>>>

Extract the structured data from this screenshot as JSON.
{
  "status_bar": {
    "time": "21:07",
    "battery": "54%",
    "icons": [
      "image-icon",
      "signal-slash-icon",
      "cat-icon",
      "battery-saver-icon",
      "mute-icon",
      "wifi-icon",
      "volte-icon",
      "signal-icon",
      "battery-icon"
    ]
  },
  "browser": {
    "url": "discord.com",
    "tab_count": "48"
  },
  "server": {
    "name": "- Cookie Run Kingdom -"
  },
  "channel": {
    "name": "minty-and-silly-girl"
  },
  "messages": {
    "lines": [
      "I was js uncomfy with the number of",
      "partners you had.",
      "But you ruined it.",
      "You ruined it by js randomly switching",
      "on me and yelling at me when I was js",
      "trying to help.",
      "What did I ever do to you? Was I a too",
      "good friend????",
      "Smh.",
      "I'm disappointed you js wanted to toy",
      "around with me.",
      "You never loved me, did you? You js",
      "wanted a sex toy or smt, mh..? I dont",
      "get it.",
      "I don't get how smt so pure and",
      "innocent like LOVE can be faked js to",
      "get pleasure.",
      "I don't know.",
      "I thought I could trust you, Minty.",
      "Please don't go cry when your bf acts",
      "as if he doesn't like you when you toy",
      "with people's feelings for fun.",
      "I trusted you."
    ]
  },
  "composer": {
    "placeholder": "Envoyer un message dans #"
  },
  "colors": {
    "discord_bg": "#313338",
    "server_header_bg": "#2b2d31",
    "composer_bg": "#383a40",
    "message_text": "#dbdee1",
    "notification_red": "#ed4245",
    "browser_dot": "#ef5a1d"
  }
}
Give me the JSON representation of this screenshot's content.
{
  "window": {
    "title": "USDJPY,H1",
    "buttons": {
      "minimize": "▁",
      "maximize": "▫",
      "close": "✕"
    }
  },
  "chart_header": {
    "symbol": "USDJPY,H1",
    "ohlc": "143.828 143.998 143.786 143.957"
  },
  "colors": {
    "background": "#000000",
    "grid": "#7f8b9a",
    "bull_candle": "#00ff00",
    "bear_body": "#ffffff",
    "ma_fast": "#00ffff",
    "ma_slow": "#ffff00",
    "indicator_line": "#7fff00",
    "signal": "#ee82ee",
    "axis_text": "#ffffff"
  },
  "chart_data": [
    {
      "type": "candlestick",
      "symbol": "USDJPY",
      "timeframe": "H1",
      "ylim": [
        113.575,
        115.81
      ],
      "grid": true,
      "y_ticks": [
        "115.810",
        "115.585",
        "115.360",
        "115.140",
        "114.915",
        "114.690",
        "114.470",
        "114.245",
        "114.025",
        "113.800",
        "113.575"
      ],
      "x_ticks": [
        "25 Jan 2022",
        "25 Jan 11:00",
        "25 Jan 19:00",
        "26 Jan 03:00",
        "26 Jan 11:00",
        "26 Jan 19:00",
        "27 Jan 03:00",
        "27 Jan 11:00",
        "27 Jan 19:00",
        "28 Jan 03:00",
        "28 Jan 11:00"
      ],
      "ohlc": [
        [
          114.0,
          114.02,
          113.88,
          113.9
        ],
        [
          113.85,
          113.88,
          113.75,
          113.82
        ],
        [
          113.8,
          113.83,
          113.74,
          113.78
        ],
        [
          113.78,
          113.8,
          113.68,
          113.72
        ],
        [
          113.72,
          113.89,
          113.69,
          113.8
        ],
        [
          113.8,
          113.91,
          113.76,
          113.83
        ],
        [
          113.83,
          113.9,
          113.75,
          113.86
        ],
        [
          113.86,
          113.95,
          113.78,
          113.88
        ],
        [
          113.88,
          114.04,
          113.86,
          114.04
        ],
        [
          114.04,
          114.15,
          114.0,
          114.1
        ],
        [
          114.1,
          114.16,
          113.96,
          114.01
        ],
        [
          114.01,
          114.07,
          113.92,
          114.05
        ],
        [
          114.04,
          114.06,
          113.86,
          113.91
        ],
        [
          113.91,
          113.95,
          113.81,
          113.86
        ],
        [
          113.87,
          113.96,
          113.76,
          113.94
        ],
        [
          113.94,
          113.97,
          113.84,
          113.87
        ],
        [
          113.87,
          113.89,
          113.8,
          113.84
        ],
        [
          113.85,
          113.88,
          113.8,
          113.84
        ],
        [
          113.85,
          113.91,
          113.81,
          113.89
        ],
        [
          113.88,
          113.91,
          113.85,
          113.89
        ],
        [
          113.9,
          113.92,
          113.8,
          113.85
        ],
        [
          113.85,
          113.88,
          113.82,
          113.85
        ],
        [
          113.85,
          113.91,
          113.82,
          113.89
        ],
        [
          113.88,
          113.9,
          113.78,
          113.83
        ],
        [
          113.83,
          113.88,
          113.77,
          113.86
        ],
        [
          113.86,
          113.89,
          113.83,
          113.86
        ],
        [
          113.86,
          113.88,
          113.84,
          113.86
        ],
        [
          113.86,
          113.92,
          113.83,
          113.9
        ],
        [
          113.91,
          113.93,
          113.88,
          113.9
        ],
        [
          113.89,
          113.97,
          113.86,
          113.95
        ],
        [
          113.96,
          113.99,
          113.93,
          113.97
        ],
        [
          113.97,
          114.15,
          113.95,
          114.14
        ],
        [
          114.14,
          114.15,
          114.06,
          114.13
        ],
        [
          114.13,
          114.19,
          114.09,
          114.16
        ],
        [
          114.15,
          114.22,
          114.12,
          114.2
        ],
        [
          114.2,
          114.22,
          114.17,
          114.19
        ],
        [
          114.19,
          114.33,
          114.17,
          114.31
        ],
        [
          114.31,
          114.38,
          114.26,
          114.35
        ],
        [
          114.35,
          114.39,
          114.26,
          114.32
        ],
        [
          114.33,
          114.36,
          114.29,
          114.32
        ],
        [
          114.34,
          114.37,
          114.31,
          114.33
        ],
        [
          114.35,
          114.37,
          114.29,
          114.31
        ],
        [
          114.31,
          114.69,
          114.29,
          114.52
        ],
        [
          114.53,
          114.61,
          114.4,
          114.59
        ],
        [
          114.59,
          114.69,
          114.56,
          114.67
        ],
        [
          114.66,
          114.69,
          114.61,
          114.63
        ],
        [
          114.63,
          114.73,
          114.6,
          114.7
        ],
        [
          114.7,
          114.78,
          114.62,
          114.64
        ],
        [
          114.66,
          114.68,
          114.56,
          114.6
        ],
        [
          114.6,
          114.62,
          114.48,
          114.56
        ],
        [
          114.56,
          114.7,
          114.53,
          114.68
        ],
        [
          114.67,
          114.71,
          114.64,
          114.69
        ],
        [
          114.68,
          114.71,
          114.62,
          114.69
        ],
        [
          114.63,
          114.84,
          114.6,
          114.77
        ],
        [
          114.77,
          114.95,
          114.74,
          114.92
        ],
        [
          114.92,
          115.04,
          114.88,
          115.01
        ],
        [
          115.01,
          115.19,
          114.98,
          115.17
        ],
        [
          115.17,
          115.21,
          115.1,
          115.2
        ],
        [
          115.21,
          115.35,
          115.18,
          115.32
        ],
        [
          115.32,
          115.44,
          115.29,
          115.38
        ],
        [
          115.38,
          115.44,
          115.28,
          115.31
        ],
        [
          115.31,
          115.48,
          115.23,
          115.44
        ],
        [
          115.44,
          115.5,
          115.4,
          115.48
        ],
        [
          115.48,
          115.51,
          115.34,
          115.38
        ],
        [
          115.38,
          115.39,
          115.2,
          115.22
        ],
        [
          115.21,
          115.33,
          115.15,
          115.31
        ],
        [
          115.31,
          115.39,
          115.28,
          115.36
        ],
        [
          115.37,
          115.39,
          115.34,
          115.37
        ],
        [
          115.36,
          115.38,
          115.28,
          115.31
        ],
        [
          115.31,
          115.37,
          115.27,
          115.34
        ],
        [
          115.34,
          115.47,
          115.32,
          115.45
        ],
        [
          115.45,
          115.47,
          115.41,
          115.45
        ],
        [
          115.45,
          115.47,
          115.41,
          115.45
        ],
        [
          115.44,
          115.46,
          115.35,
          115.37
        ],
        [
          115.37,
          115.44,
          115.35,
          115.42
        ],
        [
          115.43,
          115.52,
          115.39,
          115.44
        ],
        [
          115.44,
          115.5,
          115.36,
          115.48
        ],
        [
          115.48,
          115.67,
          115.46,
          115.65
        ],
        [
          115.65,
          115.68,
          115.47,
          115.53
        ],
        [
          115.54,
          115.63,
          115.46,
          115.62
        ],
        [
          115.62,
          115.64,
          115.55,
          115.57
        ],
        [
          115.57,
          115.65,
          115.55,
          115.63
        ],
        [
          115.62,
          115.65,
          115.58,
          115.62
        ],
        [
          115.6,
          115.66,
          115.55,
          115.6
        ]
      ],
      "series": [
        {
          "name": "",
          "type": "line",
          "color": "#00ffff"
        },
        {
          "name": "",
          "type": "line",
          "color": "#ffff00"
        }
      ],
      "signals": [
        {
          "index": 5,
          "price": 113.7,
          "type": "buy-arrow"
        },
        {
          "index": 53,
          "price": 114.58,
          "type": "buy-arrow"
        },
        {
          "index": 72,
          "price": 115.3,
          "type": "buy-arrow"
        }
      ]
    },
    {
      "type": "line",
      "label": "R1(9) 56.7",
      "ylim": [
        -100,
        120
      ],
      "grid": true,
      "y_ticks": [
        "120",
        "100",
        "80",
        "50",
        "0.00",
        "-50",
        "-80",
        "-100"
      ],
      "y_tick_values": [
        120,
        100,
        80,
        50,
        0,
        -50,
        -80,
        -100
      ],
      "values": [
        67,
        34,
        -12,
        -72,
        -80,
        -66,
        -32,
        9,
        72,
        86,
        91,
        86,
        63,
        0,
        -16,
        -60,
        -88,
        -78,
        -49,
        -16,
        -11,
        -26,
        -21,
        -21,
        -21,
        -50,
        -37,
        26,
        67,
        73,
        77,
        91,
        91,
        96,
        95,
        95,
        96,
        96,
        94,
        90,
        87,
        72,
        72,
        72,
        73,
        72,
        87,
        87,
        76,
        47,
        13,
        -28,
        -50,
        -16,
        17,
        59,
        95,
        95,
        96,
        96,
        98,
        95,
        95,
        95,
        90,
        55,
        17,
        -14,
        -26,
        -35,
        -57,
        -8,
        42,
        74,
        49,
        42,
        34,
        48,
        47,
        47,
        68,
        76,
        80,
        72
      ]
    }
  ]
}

<<<

◆ Aim: Using the records above, list each line that includes "ohlc".

◆ Task output:
    "ohlc": "143.828 143.998 143.786 143.957"
      "ohlc": [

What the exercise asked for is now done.